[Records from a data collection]
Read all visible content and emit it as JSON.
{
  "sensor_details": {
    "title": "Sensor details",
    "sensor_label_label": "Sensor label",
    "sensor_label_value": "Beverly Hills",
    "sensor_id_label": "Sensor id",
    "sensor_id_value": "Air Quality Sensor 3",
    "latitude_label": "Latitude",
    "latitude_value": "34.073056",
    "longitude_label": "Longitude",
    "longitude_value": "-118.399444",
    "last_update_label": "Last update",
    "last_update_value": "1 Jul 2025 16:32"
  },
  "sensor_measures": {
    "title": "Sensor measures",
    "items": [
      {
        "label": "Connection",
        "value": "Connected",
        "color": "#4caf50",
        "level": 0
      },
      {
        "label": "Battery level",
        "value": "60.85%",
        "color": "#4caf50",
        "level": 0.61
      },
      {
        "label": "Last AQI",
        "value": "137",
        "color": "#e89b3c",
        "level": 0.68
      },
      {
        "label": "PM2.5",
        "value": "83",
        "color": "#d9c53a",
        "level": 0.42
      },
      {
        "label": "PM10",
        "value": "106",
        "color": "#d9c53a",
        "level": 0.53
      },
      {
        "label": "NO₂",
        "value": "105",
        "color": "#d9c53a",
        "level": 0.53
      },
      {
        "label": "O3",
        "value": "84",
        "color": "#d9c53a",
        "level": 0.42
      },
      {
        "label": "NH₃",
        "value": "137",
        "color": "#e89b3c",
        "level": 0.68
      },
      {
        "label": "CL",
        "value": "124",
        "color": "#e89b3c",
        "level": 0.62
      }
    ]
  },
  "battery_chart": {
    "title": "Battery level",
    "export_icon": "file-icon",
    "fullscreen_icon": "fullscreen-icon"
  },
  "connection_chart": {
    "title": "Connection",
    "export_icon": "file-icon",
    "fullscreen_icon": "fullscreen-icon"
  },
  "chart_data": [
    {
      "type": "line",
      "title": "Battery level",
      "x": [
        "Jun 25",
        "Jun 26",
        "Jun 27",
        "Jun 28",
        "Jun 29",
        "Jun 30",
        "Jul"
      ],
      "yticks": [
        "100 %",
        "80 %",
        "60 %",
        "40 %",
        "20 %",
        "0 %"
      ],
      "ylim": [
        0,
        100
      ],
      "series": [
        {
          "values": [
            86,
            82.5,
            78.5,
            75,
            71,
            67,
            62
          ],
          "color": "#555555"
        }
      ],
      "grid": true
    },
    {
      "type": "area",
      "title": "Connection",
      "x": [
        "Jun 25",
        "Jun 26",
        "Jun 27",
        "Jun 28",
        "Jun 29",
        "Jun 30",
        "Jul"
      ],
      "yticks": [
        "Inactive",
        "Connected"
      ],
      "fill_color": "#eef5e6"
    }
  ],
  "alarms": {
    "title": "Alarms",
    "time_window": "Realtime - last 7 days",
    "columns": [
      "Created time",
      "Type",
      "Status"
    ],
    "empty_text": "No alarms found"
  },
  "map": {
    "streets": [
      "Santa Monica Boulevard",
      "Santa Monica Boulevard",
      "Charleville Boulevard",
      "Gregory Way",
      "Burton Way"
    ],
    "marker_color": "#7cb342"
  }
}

> [Instructions for the task] Please set down each line of the records exactly as given.

> [Reply to the task]
Read all visible content and emit it as JSON.
{
  "sensor_details": {
    "title": "Sensor details",
    "sensor_label_label": "Sensor label",
    "sensor_label_value": "Beverly Hills",
    "sensor_id_label": "Sensor id",
    "sensor_id_value": "Air Quality Sensor 3",
    "latitude_label": "Latitude",
    "latitude_value": "34.073056",
    "longitude_label": "Longitude",
    "longitude_value": "-118.399444",
    "last_update_label": "Last update",
    "last_update_value": "1 Jul 2025 16:32"
  },
  "sensor_measures": {
    "title": "Sensor measures",
    "items": [
      {
        "label": "Connection",
        "value": "Connected",
        "color": "#4caf50",
        "level": 0
      },
      {
        "label": "Battery level",
        "value": "60.85%",
        "color": "#4caf50",
        "level": 0.61
      },
      {
        "label": "Last AQI",
        "value": "137",
        "color": "#e89b3c",
        "level": 0.68
      },
      {
        "label": "PM2.5",
        "value": "83",
        "color": "#d9c53a",
        "level": 0.42
      },
      {
        "label": "PM10",
        "value": "106",
        "color": "#d9c53a",
        "level": 0.53
      },
      {
        "label": "NO₂",
        "value": "105",
        "color": "#d9c53a",
        "level": 0.53
      },
      {
        "label": "O3",
        "value": "84",
        "color": "#d9c53a",
        "level": 0.42
      },
      {
        "label": "NH₃",
        "value": "137",
        "color": "#e89b3c",
        "level": 0.68
      },
      {
        "label": "CL",
        "value": "124",
        "color": "#e89b3c",
        "level": 0.62
      }
    ]
  },
  "battery_chart": {
    "title": "Battery level",
    "export_icon": "file-icon",
    "fullscreen_icon": "fullscreen-icon"
  },
  "connection_chart": {
    "title": "Connection",
    "export_icon": "file-icon",
    "fullscreen_icon": "fullscreen-icon"
  },
  "chart_data": [
    {
      "type": "line",
      "title": "Battery level",
      "x": [
        "Jun 25",
        "Jun 26",
        "Jun 27",
        "Jun 28",
        "Jun 29",
        "Jun 30",
        "Jul"
      ],
      "yticks": [
        "100 %",
        "80 %",
        "60 %",
        "40 %",
        "20 %",
        "0 %"
      ],
      "ylim": [
        0,
        100
      ],
      "series": [
        {
          "values": [
            86,
            82.5,
            78.5,
            75,
            71,
            67,
            62
          ],
          "color": "#555555"
        }
      ],
      "grid": true
    },
    {
      "type": "area",
      "title": "Connection",
      "x": [
        "Jun 25",
        "Jun 26",
        "Jun 27",
        "Jun 28",
        "Jun 29",
        "Jun 30",
        "Jul"
      ],
      "yticks": [
        "Inactive",
        "Connected"
      ],
      "fill_color": "#eef5e6"
    }
  ],
  "alarms": {
    "title": "Alarms",
    "time_window": "Realtime - last 7 days",
    "columns": [
      "Created time",
      "Type",
      "Status"
    ],
    "empty_text": "No alarms found"
  },
  "map": {
    "streets": [
      "Santa Monica Boulevard",
      "Santa Monica Boulevard",
      "Charleville Boulevard",
      "Gregory Way",
      "Burton Way"
    ],
    "marker_color": "#7cb342"
  }
}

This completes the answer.